Task statement –
Reproduce all records verbatim.

··· Data section

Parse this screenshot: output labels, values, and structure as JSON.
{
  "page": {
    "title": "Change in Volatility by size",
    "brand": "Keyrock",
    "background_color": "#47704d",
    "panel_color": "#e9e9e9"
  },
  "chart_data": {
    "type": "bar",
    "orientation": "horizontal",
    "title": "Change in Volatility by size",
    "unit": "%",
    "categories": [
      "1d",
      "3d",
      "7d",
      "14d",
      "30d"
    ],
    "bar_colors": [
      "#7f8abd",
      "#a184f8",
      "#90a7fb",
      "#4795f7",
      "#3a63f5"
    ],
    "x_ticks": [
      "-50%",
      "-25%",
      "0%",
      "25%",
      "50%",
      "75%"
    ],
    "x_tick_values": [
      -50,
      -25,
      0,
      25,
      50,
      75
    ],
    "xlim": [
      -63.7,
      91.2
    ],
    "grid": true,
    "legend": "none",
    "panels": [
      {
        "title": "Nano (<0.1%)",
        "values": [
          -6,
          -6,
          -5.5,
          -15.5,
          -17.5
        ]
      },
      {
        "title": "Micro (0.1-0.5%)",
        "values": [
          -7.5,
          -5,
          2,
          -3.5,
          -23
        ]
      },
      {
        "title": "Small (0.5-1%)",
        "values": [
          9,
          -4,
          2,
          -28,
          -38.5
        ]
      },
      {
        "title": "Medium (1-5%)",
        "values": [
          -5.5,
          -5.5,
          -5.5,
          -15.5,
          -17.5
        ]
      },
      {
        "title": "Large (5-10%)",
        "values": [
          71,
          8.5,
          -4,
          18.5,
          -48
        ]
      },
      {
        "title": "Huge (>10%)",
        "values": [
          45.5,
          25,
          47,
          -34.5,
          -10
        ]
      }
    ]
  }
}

······

Final answer –
Parse this screenshot: output labels, values, and structure as JSON.
{
  "page": {
    "title": "Change in Volatility by size",
    "brand": "Keyrock",
    "background_color": "#47704d",
    "panel_color": "#e9e9e9"
  },
  "chart_data": {
    "type": "bar",
    "orientation": "horizontal",
    "title": "Change in Volatility by size",
    "unit": "%",
    "categories": [
      "1d",
      "3d",
      "7d",
      "14d",
      "30d"
    ],
    "bar_colors": [
      "#7f8abd",
      "#a184f8",
      "#90a7fb",
      "#4795f7",
      "#3a63f5"
    ],
    "x_ticks": [
      "-50%",
      "-25%",
      "0%",
      "25%",
      "50%",
      "75%"
    ],
    "x_tick_values": [
      -50,
      -25,
      0,
      25,
      50,
      75
    ],
    "xlim": [
      -63.7,
      91.2
    ],
    "grid": true,
    "legend": "none",
    "panels": [
      {
        "title": "Nano (<0.1%)",
        "values": [
          -6,
          -6,
          -5.5,
          -15.5,
          -17.5
        ]
      },
      {
        "title": "Micro (0.1-0.5%)",
        "values": [
          -7.5,
          -5,
          2,
          -3.5,
          -23
        ]
      },
      {
        "title": "Small (0.5-1%)",
        "values": [
          9,
          -4,
          2,
          -28,
          -38.5
        ]
      },
      {
        "title": "Medium (1-5%)",
        "values": [
          -5.5,
          -5.5,
          -5.5,
          -15.5,
          -17.5
        ]
      },
      {
        "title": "Large (5-10%)",
        "values": [
          71,
          8.5,
          -4,
          18.5,
          -48
        ]
      },
      {
        "title": "Huge (>10%)",
        "values": [
          45.5,
          25,
          47,
          -34.5,
          -10
        ]
      }
    ]
  }
}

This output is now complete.